The last two pictures are of the sensor. It is mounted in a Tic Tac box, which seems to be a pretty good fit. There will eventually be 3 sensors per gun, but I need some more people to eat Tic Tacs first.

Code wise, not much has changed. I have tidied up some of the code and made a few corrections to the parity encoding/decoding which has reduced the number of corrupt virtual bullets. It seems good enough now, with only one being received every 30-60 shots.

Construction Photos of Prototype Gun

October 6th, 2009

I have posted some pictures I took during the construction of the prototype gun here:-

I will update the page in the near future with some more information regarding the gun.

Two new videos of the Libre Tag system

October 6th, 2009

I have uploaded two more videos to youtube showing some features I have just added

Reloading and showing burst and single shot modes

Showing the menu system

First prototype of Libre Tag gun

October 4th, 2009

After what seems like too many hours, I have finally assembled the first Libre tag gun.

§ EXCERPTED DATA:
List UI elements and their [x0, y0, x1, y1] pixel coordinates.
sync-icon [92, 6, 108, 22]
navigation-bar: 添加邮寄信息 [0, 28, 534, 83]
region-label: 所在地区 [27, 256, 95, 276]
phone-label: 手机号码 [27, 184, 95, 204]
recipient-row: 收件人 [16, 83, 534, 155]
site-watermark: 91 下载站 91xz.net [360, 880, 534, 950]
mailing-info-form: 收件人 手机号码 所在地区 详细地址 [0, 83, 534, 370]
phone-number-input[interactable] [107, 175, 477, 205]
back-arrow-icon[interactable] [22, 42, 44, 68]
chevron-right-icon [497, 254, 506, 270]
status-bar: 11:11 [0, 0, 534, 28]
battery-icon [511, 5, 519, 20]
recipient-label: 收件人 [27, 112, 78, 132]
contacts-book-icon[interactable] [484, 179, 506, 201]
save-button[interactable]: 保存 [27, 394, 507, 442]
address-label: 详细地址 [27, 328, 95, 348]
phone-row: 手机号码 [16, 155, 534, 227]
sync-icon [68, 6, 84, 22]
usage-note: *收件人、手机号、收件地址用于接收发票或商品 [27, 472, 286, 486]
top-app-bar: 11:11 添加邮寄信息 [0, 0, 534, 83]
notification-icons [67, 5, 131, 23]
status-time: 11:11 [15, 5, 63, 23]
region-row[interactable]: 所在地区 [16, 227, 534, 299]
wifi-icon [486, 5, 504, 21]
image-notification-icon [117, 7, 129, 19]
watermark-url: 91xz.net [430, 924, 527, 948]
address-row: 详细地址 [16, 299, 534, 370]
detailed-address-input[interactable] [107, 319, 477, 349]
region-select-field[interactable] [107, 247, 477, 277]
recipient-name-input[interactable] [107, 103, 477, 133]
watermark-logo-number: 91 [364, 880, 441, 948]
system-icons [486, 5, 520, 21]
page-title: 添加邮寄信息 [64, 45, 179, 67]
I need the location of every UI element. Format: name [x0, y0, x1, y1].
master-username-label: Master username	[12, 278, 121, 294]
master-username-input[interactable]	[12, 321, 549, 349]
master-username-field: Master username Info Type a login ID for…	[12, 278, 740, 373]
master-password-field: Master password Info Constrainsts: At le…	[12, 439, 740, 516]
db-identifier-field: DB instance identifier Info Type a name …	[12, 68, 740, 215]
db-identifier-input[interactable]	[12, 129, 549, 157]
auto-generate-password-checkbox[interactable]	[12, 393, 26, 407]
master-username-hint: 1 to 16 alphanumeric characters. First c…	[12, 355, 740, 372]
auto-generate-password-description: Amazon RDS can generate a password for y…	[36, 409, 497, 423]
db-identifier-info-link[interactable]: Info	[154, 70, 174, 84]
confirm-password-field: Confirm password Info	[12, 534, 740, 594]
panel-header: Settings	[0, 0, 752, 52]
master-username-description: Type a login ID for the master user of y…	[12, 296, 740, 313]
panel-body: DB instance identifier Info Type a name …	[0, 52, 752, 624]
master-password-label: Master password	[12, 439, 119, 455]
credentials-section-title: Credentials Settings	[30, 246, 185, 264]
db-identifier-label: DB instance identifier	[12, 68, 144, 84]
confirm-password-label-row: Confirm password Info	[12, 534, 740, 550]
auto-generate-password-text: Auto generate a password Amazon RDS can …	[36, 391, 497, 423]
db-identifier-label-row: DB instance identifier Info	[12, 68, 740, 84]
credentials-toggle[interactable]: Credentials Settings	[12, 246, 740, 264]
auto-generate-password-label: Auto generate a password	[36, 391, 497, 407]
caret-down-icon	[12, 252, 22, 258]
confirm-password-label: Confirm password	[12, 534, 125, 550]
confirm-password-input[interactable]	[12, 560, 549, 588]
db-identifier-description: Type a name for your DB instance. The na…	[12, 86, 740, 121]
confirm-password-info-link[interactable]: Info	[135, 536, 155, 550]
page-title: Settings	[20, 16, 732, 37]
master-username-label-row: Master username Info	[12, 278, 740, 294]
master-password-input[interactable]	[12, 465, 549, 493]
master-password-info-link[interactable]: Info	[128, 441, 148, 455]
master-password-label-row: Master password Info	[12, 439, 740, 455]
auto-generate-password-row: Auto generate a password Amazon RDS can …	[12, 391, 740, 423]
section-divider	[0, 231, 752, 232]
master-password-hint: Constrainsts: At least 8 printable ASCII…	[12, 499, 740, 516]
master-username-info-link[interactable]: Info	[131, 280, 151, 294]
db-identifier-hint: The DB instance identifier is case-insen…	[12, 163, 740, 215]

§ YOUR TASKS:
**A.** In the Libre Tag posts, what is the sensor mounted in?
**B.** Say whether each statement agrees with the Libre Tag posts, answering yes or no and quoting the deciding words: (i) Each gun will eventually have three sensors. (ii) The code has changed a great deal. (iii) A corrupt virtual bullet is now received only once every 30-60 shots.
The entries were taken from a separate source.

§ ANSWERS FOR THIS EXERCISE:
**A.** A Tic Tac box.

**B.**
(i) Yes: "There will eventually be 3 sensors per gun"
(ii) No: "Code wise, not much has changed."
(iii) Yes: "with only one being received every 30-60 shots."